## What to do
Restate the listing below word for word, omitting any images.

## Entries
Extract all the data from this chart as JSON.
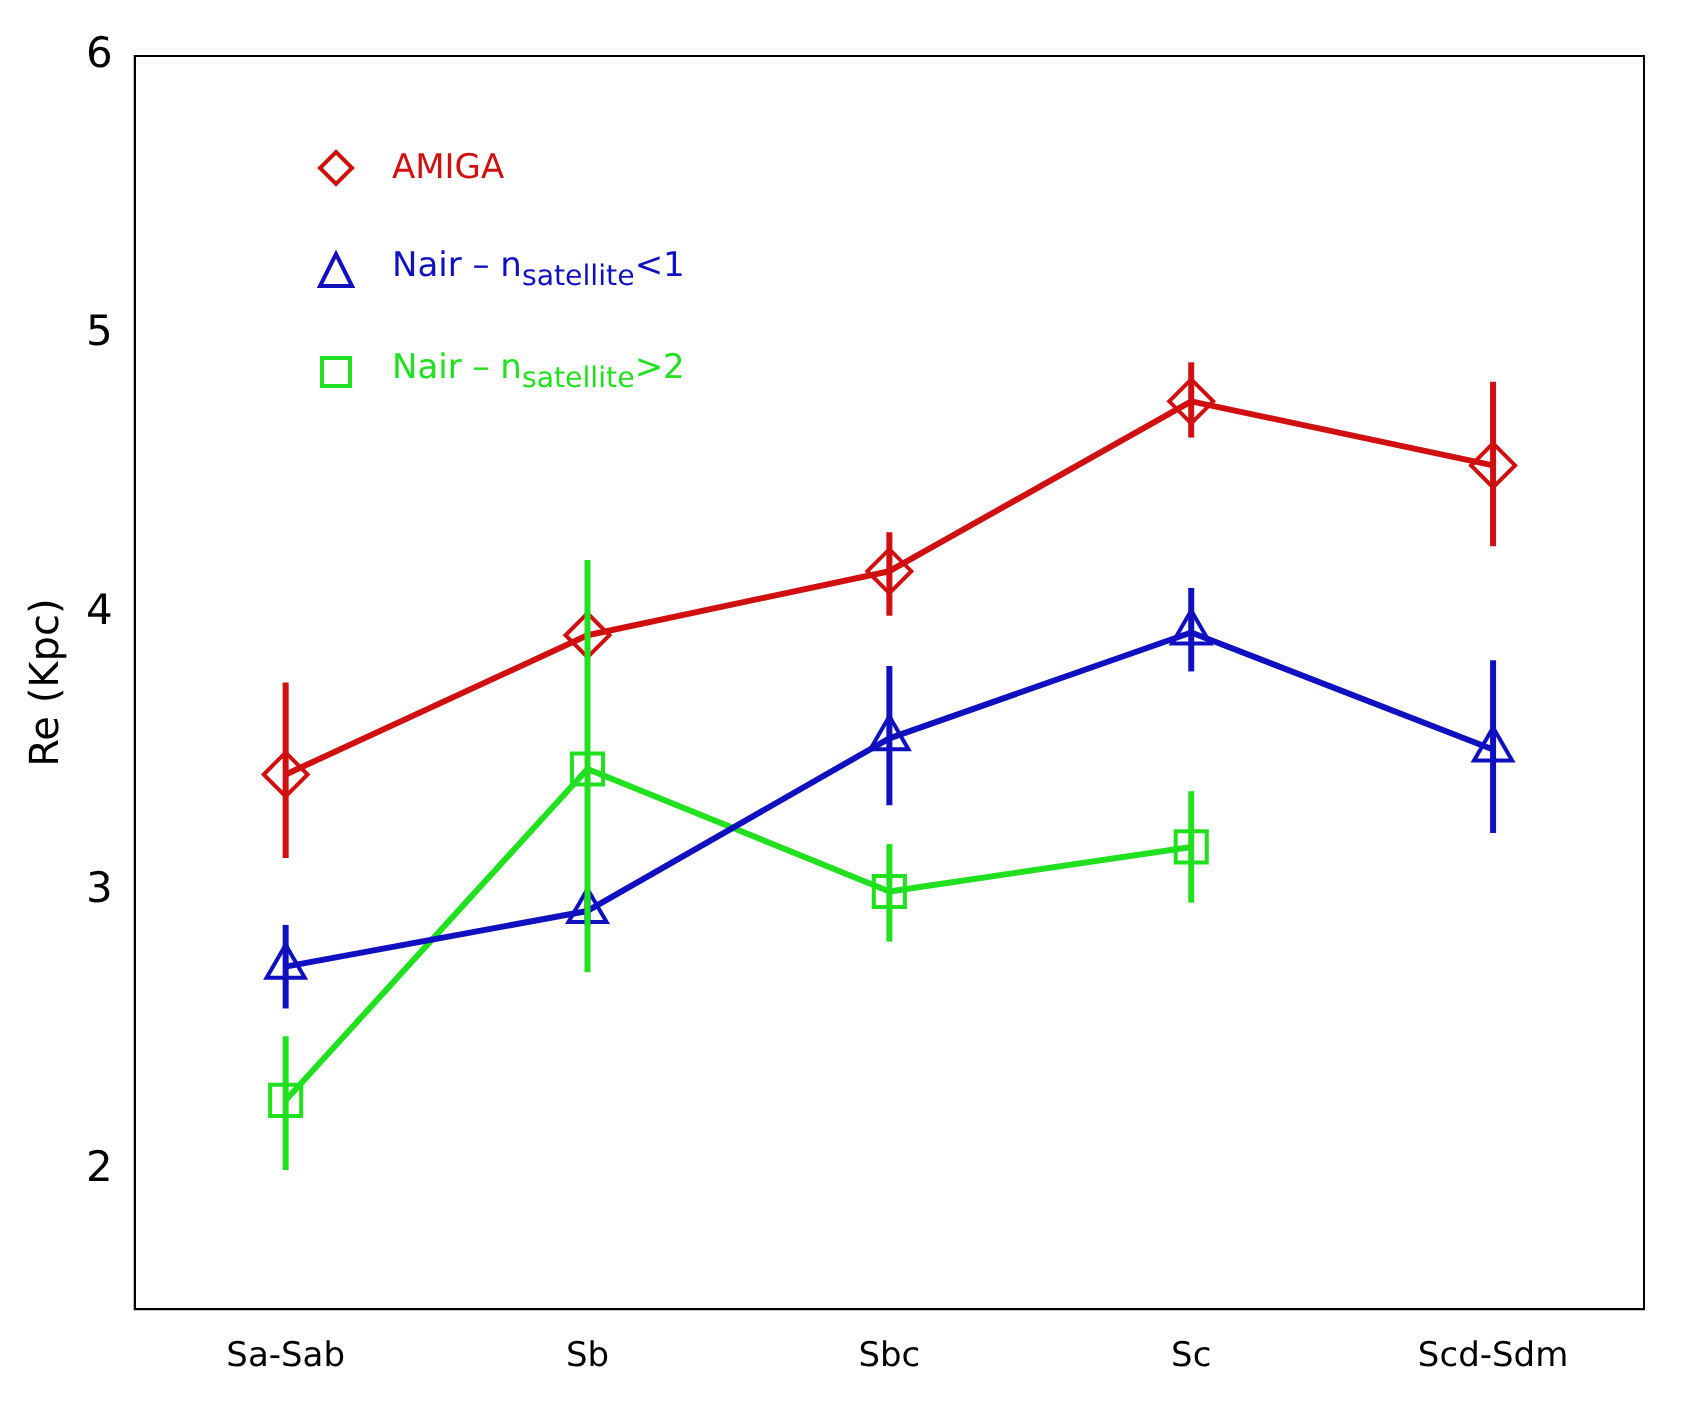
{
  "chart_data": {
    "type": "line",
    "ylabel": "Re (Kpc)",
    "categories": [
      "Sa-Sab",
      "Sb",
      "Sbc",
      "Sc",
      "Scd-Sdm"
    ],
    "ylim": [
      1.5,
      6
    ],
    "yticks": [
      2,
      3,
      4,
      5,
      6
    ],
    "grid": false,
    "legend": "top left",
    "line_style": "solid",
    "series": [
      {
        "name": "AMIGA",
        "color": "#d01010",
        "marker": "diamond",
        "values": [
          3.42,
          3.92,
          4.15,
          4.76,
          4.53
        ],
        "errors": [
          [
            3.12,
            3.75
          ],
          null,
          [
            3.99,
            4.29
          ],
          [
            4.63,
            4.9
          ],
          [
            4.24,
            4.83
          ]
        ]
      },
      {
        "name": "Nair – n$_{satellite}$<1",
        "color": "#1010c0",
        "marker": "triangle",
        "values": [
          2.73,
          2.93,
          3.55,
          3.93,
          3.51
        ],
        "errors": [
          [
            2.58,
            2.88
          ],
          [
            2.88,
            2.98
          ],
          [
            3.31,
            3.81
          ],
          [
            3.79,
            4.09
          ],
          [
            3.21,
            3.83
          ]
        ]
      },
      {
        "name": "Nair – n$_{satellite}$>2",
        "color": "#20e020",
        "marker": "square",
        "values": [
          2.25,
          3.44,
          3.0,
          3.16,
          null
        ],
        "errors": [
          [
            2.0,
            2.48
          ],
          [
            2.71,
            4.19
          ],
          [
            2.82,
            3.17
          ],
          [
            2.96,
            3.36
          ],
          null
        ]
      }
    ]
  }
}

## Answer to this task
Extract all the data from this chart as JSON.
{
  "chart_data": {
    "type": "line",
    "ylabel": "Re (Kpc)",
    "categories": [
      "Sa-Sab",
      "Sb",
      "Sbc",
      "Sc",
      "Scd-Sdm"
    ],
    "ylim": [
      1.5,
      6
    ],
    "yticks": [
      2,
      3,
      4,
      5,
      6
    ],
    "grid": false,
    "legend": "top left",
    "line_style": "solid",
    "series": [
      {
        "name": "AMIGA",
        "color": "#d01010",
        "marker": "diamond",
        "values": [
          3.42,
          3.92,
          4.15,
          4.76,
          4.53
        ],
        "errors": [
          [
            3.12,
            3.75
          ],
          null,
          [
            3.99,
            4.29
          ],
          [
            4.63,
            4.9
          ],
          [
            4.24,
            4.83
          ]
        ]
      },
      {
        "name": "Nair – n$_{satellite}$<1",
        "color": "#1010c0",
        "marker": "triangle",
        "values": [
          2.73,
          2.93,
          3.55,
          3.93,
          3.51
        ],
        "errors": [
          [
            2.58,
            2.88
          ],
          [
            2.88,
            2.98
          ],
          [
            3.31,
            3.81
          ],
          [
            3.79,
            4.09
          ],
          [
            3.21,
            3.83
          ]
        ]
      },
      {
        "name": "Nair – n$_{satellite}$>2",
        "color": "#20e020",
        "marker": "square",
        "values": [
          2.25,
          3.44,
          3.0,
          3.16,
          null
        ],
        "errors": [
          [
            2.0,
            2.48
          ],
          [
            2.71,
            4.19
          ],
          [
            2.82,
            3.17
          ],
          [
            2.96,
            3.36
          ],
          null
        ]
      }
    ]
  }
}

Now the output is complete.